Written problem → All the data must come back unchanged, except that pictures are left out.

Information given →
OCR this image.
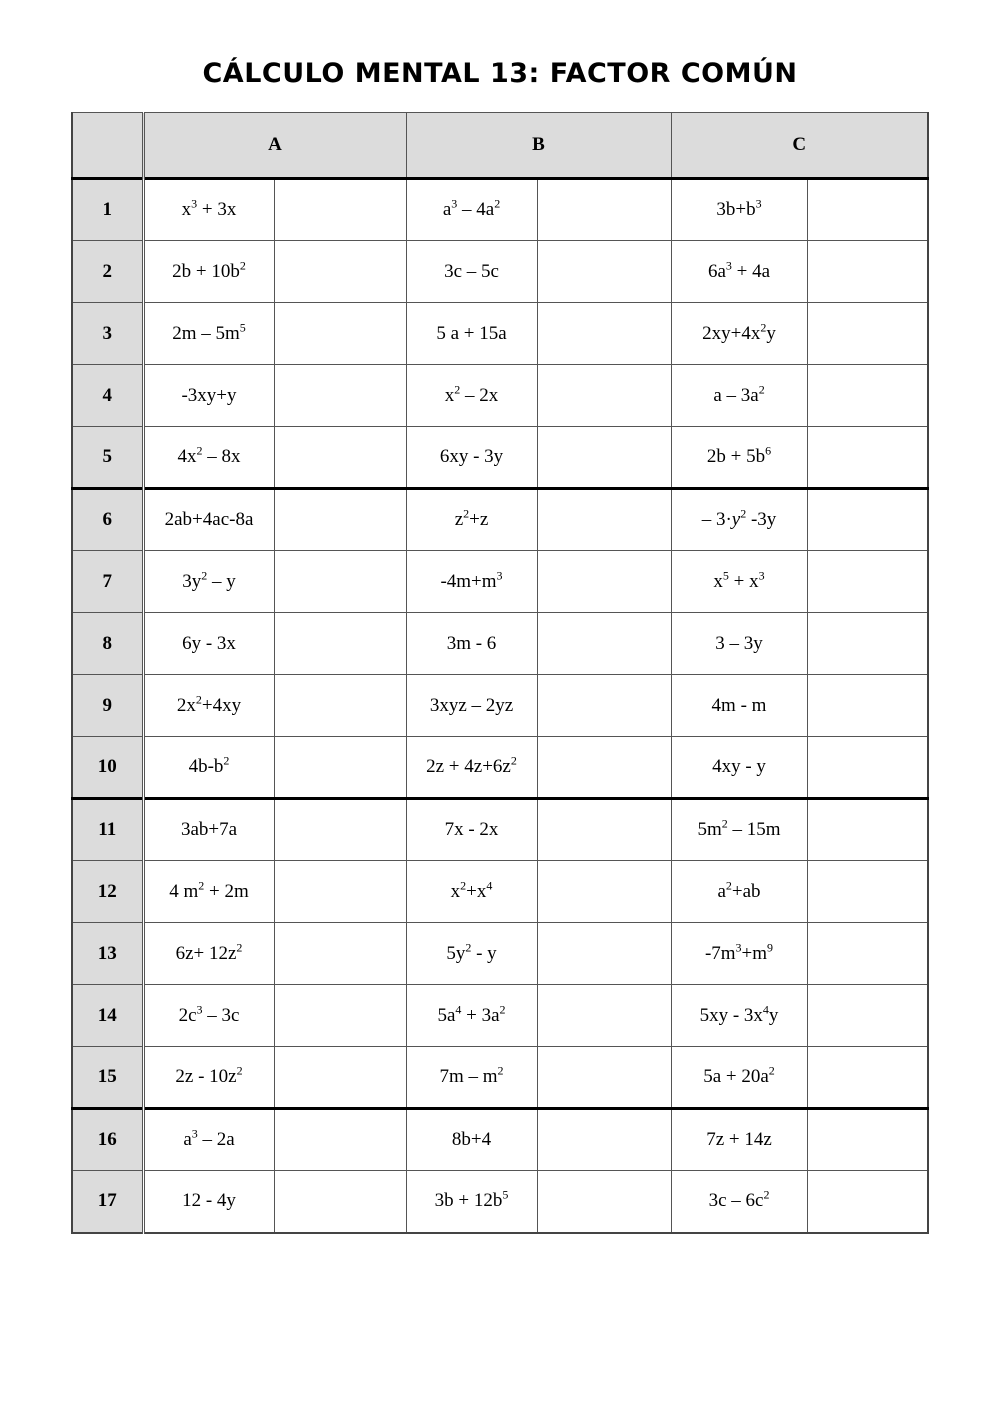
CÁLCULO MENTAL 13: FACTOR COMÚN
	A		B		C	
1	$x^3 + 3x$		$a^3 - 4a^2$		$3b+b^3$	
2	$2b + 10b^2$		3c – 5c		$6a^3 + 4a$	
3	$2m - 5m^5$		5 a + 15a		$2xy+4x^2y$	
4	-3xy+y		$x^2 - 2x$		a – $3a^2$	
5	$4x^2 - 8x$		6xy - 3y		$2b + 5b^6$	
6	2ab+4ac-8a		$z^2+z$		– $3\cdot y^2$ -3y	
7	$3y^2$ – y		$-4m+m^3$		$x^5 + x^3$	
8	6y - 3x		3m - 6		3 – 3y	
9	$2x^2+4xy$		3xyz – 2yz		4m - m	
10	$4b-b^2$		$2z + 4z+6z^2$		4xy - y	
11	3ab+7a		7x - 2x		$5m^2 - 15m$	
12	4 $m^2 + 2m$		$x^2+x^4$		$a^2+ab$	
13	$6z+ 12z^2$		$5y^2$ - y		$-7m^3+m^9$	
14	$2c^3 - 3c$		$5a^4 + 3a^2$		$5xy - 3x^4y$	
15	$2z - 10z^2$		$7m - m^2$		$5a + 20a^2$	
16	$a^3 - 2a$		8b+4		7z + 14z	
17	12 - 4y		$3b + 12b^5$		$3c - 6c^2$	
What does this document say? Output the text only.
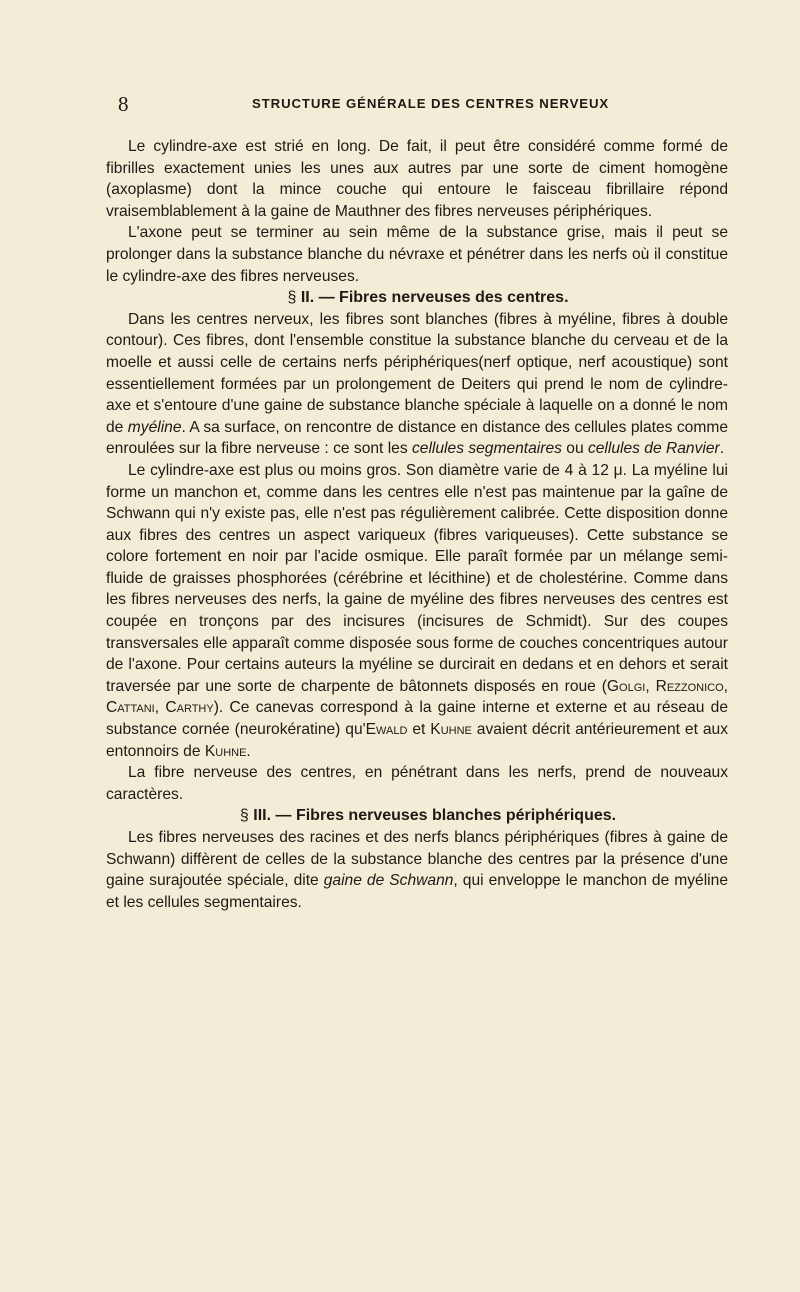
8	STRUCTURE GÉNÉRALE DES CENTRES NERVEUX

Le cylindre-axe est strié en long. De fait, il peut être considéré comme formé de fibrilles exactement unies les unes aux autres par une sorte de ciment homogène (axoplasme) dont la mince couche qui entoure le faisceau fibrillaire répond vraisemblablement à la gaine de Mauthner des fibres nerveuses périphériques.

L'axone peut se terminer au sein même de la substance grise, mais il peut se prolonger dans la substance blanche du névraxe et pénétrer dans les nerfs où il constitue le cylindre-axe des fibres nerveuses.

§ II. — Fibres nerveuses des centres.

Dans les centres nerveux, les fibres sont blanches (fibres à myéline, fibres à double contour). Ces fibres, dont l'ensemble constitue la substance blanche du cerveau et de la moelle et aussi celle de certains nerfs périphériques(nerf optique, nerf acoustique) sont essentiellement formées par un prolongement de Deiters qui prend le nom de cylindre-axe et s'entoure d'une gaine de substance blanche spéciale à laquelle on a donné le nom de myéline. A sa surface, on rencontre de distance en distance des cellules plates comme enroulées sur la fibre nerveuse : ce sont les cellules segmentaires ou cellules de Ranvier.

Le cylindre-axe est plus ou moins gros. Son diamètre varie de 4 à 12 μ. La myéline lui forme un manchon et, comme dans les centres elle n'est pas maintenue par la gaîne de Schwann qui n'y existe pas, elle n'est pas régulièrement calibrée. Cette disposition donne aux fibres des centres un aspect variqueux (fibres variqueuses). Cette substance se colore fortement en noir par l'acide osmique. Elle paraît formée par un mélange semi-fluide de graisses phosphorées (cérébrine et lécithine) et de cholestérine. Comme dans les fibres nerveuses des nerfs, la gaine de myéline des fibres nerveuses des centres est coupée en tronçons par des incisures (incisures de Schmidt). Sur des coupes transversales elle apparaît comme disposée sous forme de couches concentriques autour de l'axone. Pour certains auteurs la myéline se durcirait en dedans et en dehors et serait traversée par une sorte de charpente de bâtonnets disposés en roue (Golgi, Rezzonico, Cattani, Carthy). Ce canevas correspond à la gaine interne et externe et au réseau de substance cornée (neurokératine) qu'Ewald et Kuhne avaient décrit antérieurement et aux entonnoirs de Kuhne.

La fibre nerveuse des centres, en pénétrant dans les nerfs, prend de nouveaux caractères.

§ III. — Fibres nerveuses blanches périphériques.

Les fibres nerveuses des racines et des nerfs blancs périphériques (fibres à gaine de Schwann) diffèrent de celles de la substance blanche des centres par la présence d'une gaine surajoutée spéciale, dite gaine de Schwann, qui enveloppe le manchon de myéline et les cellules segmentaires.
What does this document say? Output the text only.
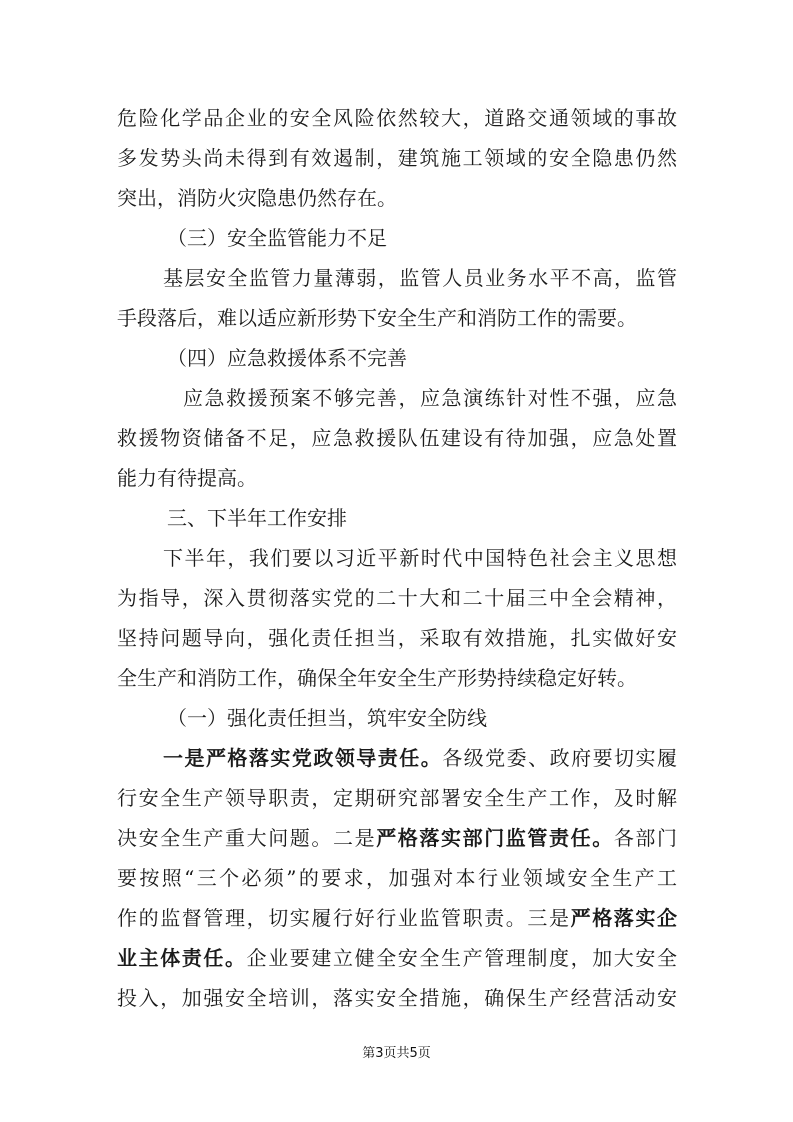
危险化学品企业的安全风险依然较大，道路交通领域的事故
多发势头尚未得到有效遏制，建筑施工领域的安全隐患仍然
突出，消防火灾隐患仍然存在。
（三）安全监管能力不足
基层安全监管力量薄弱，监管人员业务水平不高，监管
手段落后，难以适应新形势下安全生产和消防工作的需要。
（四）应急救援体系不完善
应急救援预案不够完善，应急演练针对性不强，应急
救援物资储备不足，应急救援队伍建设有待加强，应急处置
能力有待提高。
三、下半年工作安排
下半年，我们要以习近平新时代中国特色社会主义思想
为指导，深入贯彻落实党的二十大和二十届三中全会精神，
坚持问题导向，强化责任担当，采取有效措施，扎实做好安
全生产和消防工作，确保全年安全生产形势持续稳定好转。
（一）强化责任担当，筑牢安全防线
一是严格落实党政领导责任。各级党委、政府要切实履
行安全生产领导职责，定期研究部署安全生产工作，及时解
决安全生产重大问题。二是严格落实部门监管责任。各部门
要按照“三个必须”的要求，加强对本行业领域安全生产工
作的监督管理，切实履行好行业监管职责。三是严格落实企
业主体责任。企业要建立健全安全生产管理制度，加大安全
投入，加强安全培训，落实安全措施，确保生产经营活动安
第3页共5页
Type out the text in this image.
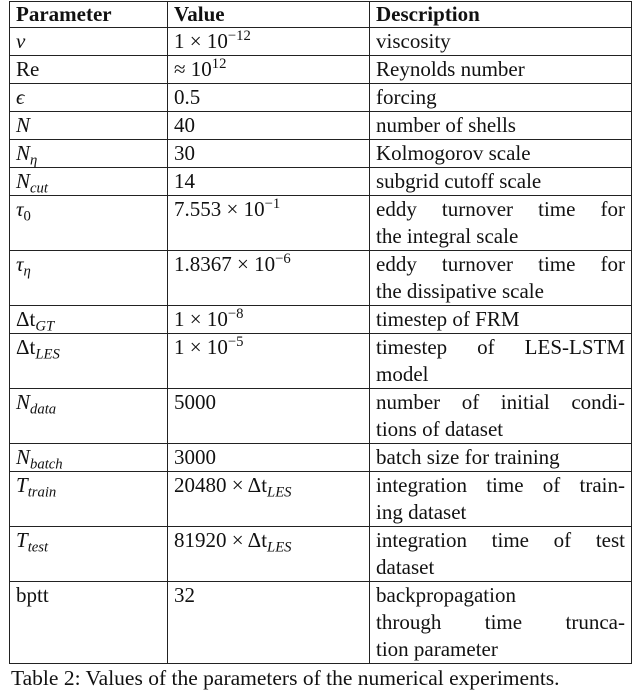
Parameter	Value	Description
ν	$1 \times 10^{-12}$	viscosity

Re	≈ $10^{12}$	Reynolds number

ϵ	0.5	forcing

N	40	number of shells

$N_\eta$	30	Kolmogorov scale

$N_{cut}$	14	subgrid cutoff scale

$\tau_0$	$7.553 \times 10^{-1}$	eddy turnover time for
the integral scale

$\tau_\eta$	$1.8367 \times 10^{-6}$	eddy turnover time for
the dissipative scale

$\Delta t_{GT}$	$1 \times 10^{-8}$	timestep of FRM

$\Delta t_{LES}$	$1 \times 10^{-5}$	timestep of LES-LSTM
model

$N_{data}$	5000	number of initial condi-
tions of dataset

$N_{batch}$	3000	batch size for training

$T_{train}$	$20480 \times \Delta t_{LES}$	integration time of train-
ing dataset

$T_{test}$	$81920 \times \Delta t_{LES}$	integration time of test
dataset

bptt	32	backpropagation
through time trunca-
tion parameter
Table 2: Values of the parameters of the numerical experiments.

Right answer →
OCR this image.
CÁLCULO MENTAL 13: FACTOR COMÚN
	A		B		C	
1	$x^3 + 3x$		$a^3 - 4a^2$		$3b+b^3$	
2	$2b + 10b^2$		3c – 5c		$6a^3 + 4a$	
3	$2m - 5m^5$		5 a + 15a		$2xy+4x^2y$	
4	-3xy+y		$x^2 - 2x$		a – $3a^2$	
5	$4x^2 - 8x$		6xy - 3y		$2b + 5b^6$	
6	2ab+4ac-8a		$z^2+z$		– $3\cdot y^2$ -3y	
7	$3y^2$ – y		$-4m+m^3$		$x^5 + x^3$	
8	6y - 3x		3m - 6		3 – 3y	
9	$2x^2+4xy$		3xyz – 2yz		4m - m	
10	$4b-b^2$		$2z + 4z+6z^2$		4xy - y	
11	3ab+7a		7x - 2x		$5m^2 - 15m$	
12	4 $m^2 + 2m$		$x^2+x^4$		$a^2+ab$	
13	$6z+ 12z^2$		$5y^2$ - y		$-7m^3+m^9$	
14	$2c^3 - 3c$		$5a^4 + 3a^2$		$5xy - 3x^4y$	
15	$2z - 10z^2$		$7m - m^2$		$5a + 20a^2$	
16	$a^3 - 2a$		8b+4		7z + 14z	
17	12 - 4y		$3b + 12b^5$		$3c - 6c^2$	
What does this document say? Output the text only.
8	STRUCTURE GÉNÉRALE DES CENTRES NERVEUX

Le cylindre-axe est strié en long. De fait, il peut être considéré comme formé de fibrilles exactement unies les unes aux autres par une sorte de ciment homogène (axoplasme) dont la mince couche qui entoure le faisceau fibrillaire répond vraisemblablement à la gaine de Mauthner des fibres nerveuses périphériques.

L'axone peut se terminer au sein même de la substance grise, mais il peut se prolonger dans la substance blanche du névraxe et pénétrer dans les nerfs où il constitue le cylindre-axe des fibres nerveuses.

§ II. — Fibres nerveuses des centres.

Dans les centres nerveux, les fibres sont blanches (fibres à myéline, fibres à double contour). Ces fibres, dont l'ensemble constitue la substance blanche du cerveau et de la moelle et aussi celle de certains nerfs périphériques(nerf optique, nerf acoustique) sont essentiellement formées par un prolongement de Deiters qui prend le nom de cylindre-axe et s'entoure d'une gaine de substance blanche spéciale à laquelle on a donné le nom de myéline. A sa surface, on rencontre de distance en distance des cellules plates comme enroulées sur la fibre nerveuse : ce sont les cellules segmentaires ou cellules de Ranvier.

Le cylindre-axe est plus ou moins gros. Son diamètre varie de 4 à 12 μ. La myéline lui forme un manchon et, comme dans les centres elle n'est pas maintenue par la gaîne de Schwann qui n'y existe pas, elle n'est pas régulièrement calibrée. Cette disposition donne aux fibres des centres un aspect variqueux (fibres variqueuses). Cette substance se colore fortement en noir par l'acide osmique. Elle paraît formée par un mélange semi-fluide de graisses phosphorées (cérébrine et lécithine) et de cholestérine. Comme dans les fibres nerveuses des nerfs, la gaine de myéline des fibres nerveuses des centres est coupée en tronçons par des incisures (incisures de Schmidt). Sur des coupes transversales elle apparaît comme disposée sous forme de couches concentriques autour de l'axone. Pour certains auteurs la myéline se durcirait en dedans et en dehors et serait traversée par une sorte de charpente de bâtonnets disposés en roue (Golgi, Rezzonico, Cattani, Carthy). Ce canevas correspond à la gaine interne et externe et au réseau de substance cornée (neurokératine) qu'Ewald et Kuhne avaient décrit antérieurement et aux entonnoirs de Kuhne.

La fibre nerveuse des centres, en pénétrant dans les nerfs, prend de nouveaux caractères.

§ III. — Fibres nerveuses blanches périphériques.

Les fibres nerveuses des racines et des nerfs blancs périphériques (fibres à gaine de Schwann) diffèrent de celles de la substance blanche des centres par la présence d'une gaine surajoutée spéciale, dite gaine de Schwann, qui enveloppe le manchon de myéline et les cellules segmentaires.
What does this document say? Output the text only.
危险化学品企业的安全风险依然较大，道路交通领域的事故
多发势头尚未得到有效遏制，建筑施工领域的安全隐患仍然
突出，消防火灾隐患仍然存在。
（三）安全监管能力不足
基层安全监管力量薄弱，监管人员业务水平不高，监管
手段落后，难以适应新形势下安全生产和消防工作的需要。
（四）应急救援体系不完善
应急救援预案不够完善，应急演练针对性不强，应急
救援物资储备不足，应急救援队伍建设有待加强，应急处置
能力有待提高。
三、下半年工作安排
下半年，我们要以习近平新时代中国特色社会主义思想
为指导，深入贯彻落实党的二十大和二十届三中全会精神，
坚持问题导向，强化责任担当，采取有效措施，扎实做好安
全生产和消防工作，确保全年安全生产形势持续稳定好转。
（一）强化责任担当，筑牢安全防线
一是严格落实党政领导责任。各级党委、政府要切实履
行安全生产领导职责，定期研究部署安全生产工作，及时解
决安全生产重大问题。二是严格落实部门监管责任。各部门
要按照“三个必须”的要求，加强对本行业领域安全生产工
作的监督管理，切实履行好行业监管职责。三是严格落实企
业主体责任。企业要建立健全安全生产管理制度，加大安全
投入，加强安全培训，落实安全措施，确保生产经营活动安
第3页共5页
Type out the text in this image.
Parameter	Value	Description
ν	$1 \times 10^{-12}$	viscosity

Re	≈ $10^{12}$	Reynolds number

ϵ	0.5	forcing

N	40	number of shells

$N_\eta$	30	Kolmogorov scale

$N_{cut}$	14	subgrid cutoff scale

$\tau_0$	$7.553 \times 10^{-1}$	eddy turnover time for
the integral scale

$\tau_\eta$	$1.8367 \times 10^{-6}$	eddy turnover time for
the dissipative scale

$\Delta t_{GT}$	$1 \times 10^{-8}$	timestep of FRM

$\Delta t_{LES}$	$1 \times 10^{-5}$	timestep of LES-LSTM
model

$N_{data}$	5000	number of initial condi-
tions of dataset

$N_{batch}$	3000	batch size for training

$T_{train}$	$20480 \times \Delta t_{LES}$	integration time of train-
ing dataset

$T_{test}$	$81920 \times \Delta t_{LES}$	integration time of test
dataset

bptt	32	backpropagation
through time trunca-
tion parameter
Table 2: Values of the parameters of the numerical experiments.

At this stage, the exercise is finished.